THE EXERCISE
Take the data below and repeat it exactly.

= = = = = = =

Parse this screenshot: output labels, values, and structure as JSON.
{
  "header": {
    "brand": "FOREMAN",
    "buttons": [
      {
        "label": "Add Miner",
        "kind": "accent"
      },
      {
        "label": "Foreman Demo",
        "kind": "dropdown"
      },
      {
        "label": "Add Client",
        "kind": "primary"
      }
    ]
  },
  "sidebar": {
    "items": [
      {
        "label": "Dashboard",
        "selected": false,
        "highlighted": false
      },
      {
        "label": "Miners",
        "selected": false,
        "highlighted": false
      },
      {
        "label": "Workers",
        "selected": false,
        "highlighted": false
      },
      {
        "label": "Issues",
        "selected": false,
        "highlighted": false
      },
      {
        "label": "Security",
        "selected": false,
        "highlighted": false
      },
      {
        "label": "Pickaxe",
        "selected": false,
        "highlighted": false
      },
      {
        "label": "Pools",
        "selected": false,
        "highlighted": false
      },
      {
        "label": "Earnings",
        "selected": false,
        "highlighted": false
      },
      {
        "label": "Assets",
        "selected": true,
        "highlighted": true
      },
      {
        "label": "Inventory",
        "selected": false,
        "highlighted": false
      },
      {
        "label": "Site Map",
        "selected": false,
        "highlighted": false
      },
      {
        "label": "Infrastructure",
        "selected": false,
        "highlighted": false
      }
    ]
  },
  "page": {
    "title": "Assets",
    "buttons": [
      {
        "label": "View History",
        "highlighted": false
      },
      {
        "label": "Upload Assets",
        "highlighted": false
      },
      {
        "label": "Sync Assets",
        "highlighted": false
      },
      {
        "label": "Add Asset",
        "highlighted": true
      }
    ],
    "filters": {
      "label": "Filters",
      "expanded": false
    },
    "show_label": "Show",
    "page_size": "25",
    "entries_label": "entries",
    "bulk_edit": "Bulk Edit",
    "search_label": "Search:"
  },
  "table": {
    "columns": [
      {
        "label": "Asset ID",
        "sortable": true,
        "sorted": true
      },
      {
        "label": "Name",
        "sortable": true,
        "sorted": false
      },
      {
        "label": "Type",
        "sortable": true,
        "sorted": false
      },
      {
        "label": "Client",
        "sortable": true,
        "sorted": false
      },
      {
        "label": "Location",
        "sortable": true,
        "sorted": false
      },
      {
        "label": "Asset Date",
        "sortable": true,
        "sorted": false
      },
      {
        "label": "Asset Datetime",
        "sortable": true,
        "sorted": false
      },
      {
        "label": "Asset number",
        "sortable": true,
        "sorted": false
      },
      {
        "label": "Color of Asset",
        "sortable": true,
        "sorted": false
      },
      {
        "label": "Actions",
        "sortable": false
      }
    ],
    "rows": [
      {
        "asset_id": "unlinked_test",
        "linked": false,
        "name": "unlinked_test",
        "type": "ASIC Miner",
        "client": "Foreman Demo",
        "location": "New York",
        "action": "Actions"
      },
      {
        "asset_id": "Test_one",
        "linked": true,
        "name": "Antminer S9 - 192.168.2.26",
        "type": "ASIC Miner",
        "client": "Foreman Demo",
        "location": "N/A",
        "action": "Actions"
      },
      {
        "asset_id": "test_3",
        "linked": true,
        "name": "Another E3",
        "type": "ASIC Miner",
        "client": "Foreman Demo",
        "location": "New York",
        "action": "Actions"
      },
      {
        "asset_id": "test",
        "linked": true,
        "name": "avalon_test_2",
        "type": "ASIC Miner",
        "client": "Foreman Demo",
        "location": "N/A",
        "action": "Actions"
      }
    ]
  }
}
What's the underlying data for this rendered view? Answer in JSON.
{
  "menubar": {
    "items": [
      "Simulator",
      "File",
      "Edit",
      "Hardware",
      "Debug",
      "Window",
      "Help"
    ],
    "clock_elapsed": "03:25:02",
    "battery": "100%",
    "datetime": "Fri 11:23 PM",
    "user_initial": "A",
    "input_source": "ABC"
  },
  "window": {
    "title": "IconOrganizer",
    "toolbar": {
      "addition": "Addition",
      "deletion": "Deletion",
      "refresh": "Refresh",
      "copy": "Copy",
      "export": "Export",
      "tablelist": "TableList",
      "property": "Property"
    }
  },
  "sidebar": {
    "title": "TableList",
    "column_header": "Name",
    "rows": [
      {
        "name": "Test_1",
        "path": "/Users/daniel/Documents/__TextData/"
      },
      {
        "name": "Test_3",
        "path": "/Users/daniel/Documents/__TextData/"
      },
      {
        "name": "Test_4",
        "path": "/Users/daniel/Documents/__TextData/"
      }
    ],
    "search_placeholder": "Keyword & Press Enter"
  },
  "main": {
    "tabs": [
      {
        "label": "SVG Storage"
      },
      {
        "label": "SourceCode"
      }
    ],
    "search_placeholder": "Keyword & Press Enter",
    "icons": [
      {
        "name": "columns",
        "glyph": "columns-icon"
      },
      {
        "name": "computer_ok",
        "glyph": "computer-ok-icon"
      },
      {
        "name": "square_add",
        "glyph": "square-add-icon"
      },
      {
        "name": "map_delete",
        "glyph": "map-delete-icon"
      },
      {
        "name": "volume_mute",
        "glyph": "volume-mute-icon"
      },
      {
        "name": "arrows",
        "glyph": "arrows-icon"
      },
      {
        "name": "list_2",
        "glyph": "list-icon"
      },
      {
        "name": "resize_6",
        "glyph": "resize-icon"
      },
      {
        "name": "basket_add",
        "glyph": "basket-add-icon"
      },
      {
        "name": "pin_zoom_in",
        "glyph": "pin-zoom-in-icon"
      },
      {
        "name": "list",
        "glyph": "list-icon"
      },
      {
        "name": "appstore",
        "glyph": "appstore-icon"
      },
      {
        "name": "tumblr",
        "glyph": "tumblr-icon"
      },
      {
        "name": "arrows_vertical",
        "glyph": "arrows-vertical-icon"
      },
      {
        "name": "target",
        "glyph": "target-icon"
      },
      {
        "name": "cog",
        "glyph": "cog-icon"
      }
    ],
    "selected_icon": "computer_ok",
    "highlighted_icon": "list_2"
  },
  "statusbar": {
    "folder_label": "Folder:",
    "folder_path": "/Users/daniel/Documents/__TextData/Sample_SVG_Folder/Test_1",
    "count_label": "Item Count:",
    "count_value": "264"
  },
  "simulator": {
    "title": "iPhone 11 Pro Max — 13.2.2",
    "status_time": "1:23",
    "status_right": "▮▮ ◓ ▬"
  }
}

= = = = = = =

OUTPUT OF THE EXERCISE
Parse this screenshot: output labels, values, and structure as JSON.
{
  "header": {
    "brand": "FOREMAN",
    "buttons": [
      {
        "label": "Add Miner",
        "kind": "accent"
      },
      {
        "label": "Foreman Demo",
        "kind": "dropdown"
      },
      {
        "label": "Add Client",
        "kind": "primary"
      }
    ]
  },
  "sidebar": {
    "items": [
      {
        "label": "Dashboard",
        "selected": false,
        "highlighted": false
      },
      {
        "label": "Miners",
        "selected": false,
        "highlighted": false
      },
      {
        "label": "Workers",
        "selected": false,
        "highlighted": false
      },
      {
        "label": "Issues",
        "selected": false,
        "highlighted": false
      },
      {
        "label": "Security",
        "selected": false,
        "highlighted": false
      },
      {
        "label": "Pickaxe",
        "selected": false,
        "highlighted": false
      },
      {
        "label": "Pools",
        "selected": false,
        "highlighted": false
      },
      {
        "label": "Earnings",
        "selected": false,
        "highlighted": false
      },
      {
        "label": "Assets",
        "selected": true,
        "highlighted": true
      },
      {
        "label": "Inventory",
        "selected": false,
        "highlighted": false
      },
      {
        "label": "Site Map",
        "selected": false,
        "highlighted": false
      },
      {
        "label": "Infrastructure",
        "selected": false,
        "highlighted": false
      }
    ]
  },
  "page": {
    "title": "Assets",
    "buttons": [
      {
        "label": "View History",
        "highlighted": false
      },
      {
        "label": "Upload Assets",
        "highlighted": false
      },
      {
        "label": "Sync Assets",
        "highlighted": false
      },
      {
        "label": "Add Asset",
        "highlighted": true
      }
    ],
    "filters": {
      "label": "Filters",
      "expanded": false
    },
    "show_label": "Show",
    "page_size": "25",
    "entries_label": "entries",
    "bulk_edit": "Bulk Edit",
    "search_label": "Search:"
  },
  "table": {
    "columns": [
      {
        "label": "Asset ID",
        "sortable": true,
        "sorted": true
      },
      {
        "label": "Name",
        "sortable": true,
        "sorted": false
      },
      {
        "label": "Type",
        "sortable": true,
        "sorted": false
      },
      {
        "label": "Client",
        "sortable": true,
        "sorted": false
      },
      {
        "label": "Location",
        "sortable": true,
        "sorted": false
      },
      {
        "label": "Asset Date",
        "sortable": true,
        "sorted": false
      },
      {
        "label": "Asset Datetime",
        "sortable": true,
        "sorted": false
      },
      {
        "label": "Asset number",
        "sortable": true,
        "sorted": false
      },
      {
        "label": "Color of Asset",
        "sortable": true,
        "sorted": false
      },
      {
        "label": "Actions",
        "sortable": false
      }
    ],
    "rows": [
      {
        "asset_id": "unlinked_test",
        "linked": false,
        "name": "unlinked_test",
        "type": "ASIC Miner",
        "client": "Foreman Demo",
        "location": "New York",
        "action": "Actions"
      },
      {
        "asset_id": "Test_one",
        "linked": true,
        "name": "Antminer S9 - 192.168.2.26",
        "type": "ASIC Miner",
        "client": "Foreman Demo",
        "location": "N/A",
        "action": "Actions"
      },
      {
        "asset_id": "test_3",
        "linked": true,
        "name": "Another E3",
        "type": "ASIC Miner",
        "client": "Foreman Demo",
        "location": "New York",
        "action": "Actions"
      },
      {
        "asset_id": "test",
        "linked": true,
        "name": "avalon_test_2",
        "type": "ASIC Miner",
        "client": "Foreman Demo",
        "location": "N/A",
        "action": "Actions"
      }
    ]
  }
}
What's the underlying data for this rendered view? Answer in JSON.
{
  "menubar": {
    "items": [
      "Simulator",
      "File",
      "Edit",
      "Hardware",
      "Debug",
      "Window",
      "Help"
    ],
    "clock_elapsed": "03:25:02",
    "battery": "100%",
    "datetime": "Fri 11:23 PM",
    "user_initial": "A",
    "input_source": "ABC"
  },
  "window": {
    "title": "IconOrganizer",
    "toolbar": {
      "addition": "Addition",
      "deletion": "Deletion",
      "refresh": "Refresh",
      "copy": "Copy",
      "export": "Export",
      "tablelist": "TableList",
      "property": "Property"
    }
  },
  "sidebar": {
    "title": "TableList",
    "column_header": "Name",
    "rows": [
      {
        "name": "Test_1",
        "path": "/Users/daniel/Documents/__TextData/"
      },
      {
        "name": "Test_3",
        "path": "/Users/daniel/Documents/__TextData/"
      },
      {
        "name": "Test_4",
        "path": "/Users/daniel/Documents/__TextData/"
      }
    ],
    "search_placeholder": "Keyword & Press Enter"
  },
  "main": {
    "tabs": [
      {
        "label": "SVG Storage"
      },
      {
        "label": "SourceCode"
      }
    ],
    "search_placeholder": "Keyword & Press Enter",
    "icons": [
      {
        "name": "columns",
        "glyph": "columns-icon"
      },
      {
        "name": "computer_ok",
        "glyph": "computer-ok-icon"
      },
      {
        "name": "square_add",
        "glyph": "square-add-icon"
      },
      {
        "name": "map_delete",
        "glyph": "map-delete-icon"
      },
      {
        "name": "volume_mute",
        "glyph": "volume-mute-icon"
      },
      {
        "name": "arrows",
        "glyph": "arrows-icon"
      },
      {
        "name": "list_2",
        "glyph": "list-icon"
      },
      {
        "name": "resize_6",
        "glyph": "resize-icon"
      },
      {
        "name": "basket_add",
        "glyph": "basket-add-icon"
      },
      {
        "name": "pin_zoom_in",
        "glyph": "pin-zoom-in-icon"
      },
      {
        "name": "list",
        "glyph": "list-icon"
      },
      {
        "name": "appstore",
        "glyph": "appstore-icon"
      },
      {
        "name": "tumblr",
        "glyph": "tumblr-icon"
      },
      {
        "name": "arrows_vertical",
        "glyph": "arrows-vertical-icon"
      },
      {
        "name": "target",
        "glyph": "target-icon"
      },
      {
        "name": "cog",
        "glyph": "cog-icon"
      }
    ],
    "selected_icon": "computer_ok",
    "highlighted_icon": "list_2"
  },
  "statusbar": {
    "folder_label": "Folder:",
    "folder_path": "/Users/daniel/Documents/__TextData/Sample_SVG_Folder/Test_1",
    "count_label": "Item Count:",
    "count_value": "264"
  },
  "simulator": {
    "title": "iPhone 11 Pro Max — 13.2.2",
    "status_time": "1:23",
    "status_right": "▮▮ ◓ ▬"
  }
}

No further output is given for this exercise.